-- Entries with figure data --
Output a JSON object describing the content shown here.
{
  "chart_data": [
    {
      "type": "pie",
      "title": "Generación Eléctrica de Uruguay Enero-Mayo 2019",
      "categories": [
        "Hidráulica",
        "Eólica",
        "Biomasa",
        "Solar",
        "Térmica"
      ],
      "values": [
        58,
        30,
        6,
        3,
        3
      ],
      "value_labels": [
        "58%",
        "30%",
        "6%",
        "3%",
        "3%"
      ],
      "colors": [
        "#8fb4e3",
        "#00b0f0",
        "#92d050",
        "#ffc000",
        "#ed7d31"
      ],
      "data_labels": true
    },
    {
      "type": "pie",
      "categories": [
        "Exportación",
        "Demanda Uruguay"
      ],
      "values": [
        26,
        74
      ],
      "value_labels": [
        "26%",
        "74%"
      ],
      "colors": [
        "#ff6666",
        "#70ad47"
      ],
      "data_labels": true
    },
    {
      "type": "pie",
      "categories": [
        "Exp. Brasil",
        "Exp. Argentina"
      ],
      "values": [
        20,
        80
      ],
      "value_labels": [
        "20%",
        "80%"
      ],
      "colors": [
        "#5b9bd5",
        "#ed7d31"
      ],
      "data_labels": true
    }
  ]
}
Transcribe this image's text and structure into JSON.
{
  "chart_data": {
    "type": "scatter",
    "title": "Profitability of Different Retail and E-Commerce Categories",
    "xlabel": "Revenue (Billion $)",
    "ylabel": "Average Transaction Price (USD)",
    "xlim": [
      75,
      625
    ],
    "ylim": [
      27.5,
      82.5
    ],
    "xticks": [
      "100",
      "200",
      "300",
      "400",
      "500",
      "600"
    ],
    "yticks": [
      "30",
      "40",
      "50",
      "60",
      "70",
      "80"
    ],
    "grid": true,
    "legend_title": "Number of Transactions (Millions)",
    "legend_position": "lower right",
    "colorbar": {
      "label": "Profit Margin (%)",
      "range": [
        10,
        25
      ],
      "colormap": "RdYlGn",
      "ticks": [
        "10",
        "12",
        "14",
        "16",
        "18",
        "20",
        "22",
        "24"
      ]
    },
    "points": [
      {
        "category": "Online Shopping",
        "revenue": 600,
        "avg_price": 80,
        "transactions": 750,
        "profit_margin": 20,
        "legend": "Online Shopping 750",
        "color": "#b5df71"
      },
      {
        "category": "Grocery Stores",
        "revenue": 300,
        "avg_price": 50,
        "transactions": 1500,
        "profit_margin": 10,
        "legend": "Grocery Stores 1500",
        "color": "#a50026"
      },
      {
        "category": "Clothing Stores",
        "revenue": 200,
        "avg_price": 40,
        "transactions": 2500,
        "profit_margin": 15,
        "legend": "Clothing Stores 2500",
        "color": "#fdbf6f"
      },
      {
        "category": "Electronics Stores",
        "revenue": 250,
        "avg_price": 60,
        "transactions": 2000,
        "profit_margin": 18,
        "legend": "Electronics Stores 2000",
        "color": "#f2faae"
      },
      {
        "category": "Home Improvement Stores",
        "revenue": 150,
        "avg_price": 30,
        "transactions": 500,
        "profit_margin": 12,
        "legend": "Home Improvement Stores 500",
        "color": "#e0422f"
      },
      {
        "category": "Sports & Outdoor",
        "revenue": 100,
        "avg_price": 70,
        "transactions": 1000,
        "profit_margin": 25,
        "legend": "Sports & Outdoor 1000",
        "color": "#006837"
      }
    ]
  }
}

-- WRITTEN REQUEST --
Search the preceding listing for the word "Electronics" and pull out every line that holds it.

-- REPLY --
        "category": "Electronics Stores",
        "legend": "Electronics Stores 2000",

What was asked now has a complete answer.